---- DATA FOR THE TASK

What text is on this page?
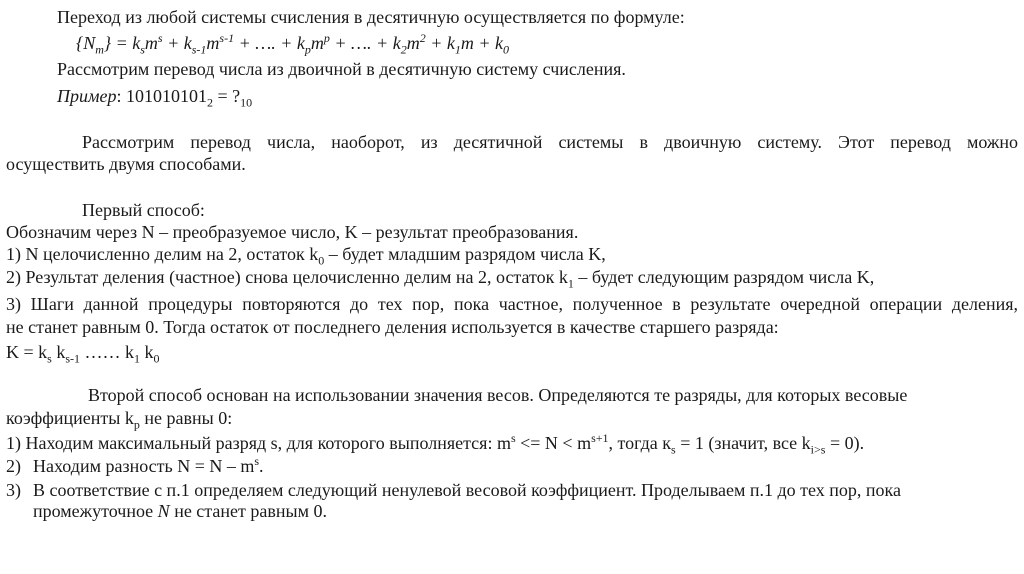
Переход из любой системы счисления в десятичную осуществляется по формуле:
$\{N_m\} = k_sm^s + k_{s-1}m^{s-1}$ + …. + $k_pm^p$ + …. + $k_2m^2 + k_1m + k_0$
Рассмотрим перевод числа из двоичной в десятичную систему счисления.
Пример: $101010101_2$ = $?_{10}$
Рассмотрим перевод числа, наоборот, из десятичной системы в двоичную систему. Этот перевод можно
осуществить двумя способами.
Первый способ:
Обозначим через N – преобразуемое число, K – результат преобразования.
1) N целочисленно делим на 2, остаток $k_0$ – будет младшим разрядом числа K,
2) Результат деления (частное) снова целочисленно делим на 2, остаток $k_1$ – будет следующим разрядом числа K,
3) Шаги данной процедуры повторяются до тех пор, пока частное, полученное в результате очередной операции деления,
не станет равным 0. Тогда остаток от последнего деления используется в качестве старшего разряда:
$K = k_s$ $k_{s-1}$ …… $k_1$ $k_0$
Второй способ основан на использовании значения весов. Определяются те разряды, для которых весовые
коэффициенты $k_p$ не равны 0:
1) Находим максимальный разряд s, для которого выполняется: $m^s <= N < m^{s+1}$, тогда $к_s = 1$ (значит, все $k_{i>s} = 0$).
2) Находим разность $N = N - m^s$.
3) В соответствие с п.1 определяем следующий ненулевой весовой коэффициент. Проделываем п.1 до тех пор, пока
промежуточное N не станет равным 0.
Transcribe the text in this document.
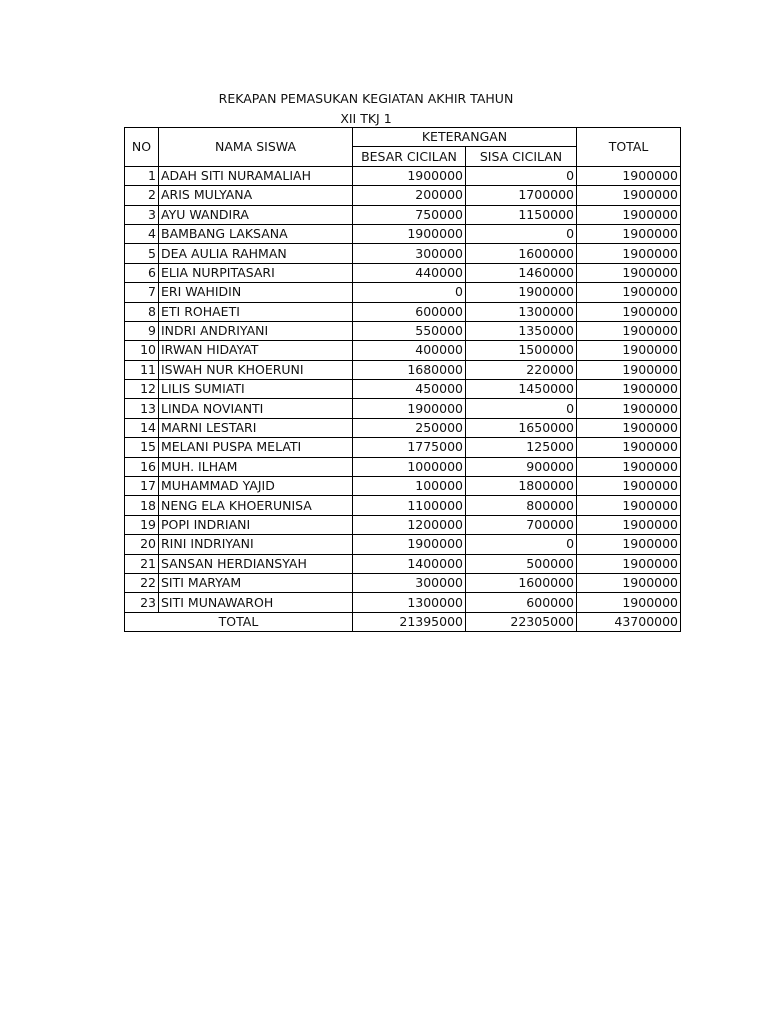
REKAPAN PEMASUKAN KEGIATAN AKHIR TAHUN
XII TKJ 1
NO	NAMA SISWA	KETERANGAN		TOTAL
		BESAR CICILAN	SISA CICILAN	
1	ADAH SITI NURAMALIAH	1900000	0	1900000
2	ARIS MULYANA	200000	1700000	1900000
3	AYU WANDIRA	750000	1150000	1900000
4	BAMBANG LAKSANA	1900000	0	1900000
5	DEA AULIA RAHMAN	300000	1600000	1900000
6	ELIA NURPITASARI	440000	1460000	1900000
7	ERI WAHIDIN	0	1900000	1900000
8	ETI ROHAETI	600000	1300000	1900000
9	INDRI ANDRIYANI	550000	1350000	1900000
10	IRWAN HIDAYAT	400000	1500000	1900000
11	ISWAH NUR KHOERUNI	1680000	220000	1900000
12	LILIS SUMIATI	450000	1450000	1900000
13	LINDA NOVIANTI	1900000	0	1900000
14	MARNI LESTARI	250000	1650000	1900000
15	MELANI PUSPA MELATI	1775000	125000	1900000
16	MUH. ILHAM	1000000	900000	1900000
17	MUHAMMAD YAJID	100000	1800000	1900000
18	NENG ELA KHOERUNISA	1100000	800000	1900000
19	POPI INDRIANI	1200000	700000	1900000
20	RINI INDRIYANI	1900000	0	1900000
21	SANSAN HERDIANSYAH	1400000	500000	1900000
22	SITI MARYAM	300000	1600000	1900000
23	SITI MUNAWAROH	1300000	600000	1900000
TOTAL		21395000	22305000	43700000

--------

_DIRECTIONS FOR THIS TASK_
Using the listing, copy every line where the word "пока" shows up.

_FULL RESPONSE_
3) Шаги данной процедуры повторяются до тех пор, пока частное, полученное в результате очередной операции деления,
3) В соответствие с п.1 определяем следующий ненулевой весовой коэффициент. Проделываем п.1 до тех пор, пока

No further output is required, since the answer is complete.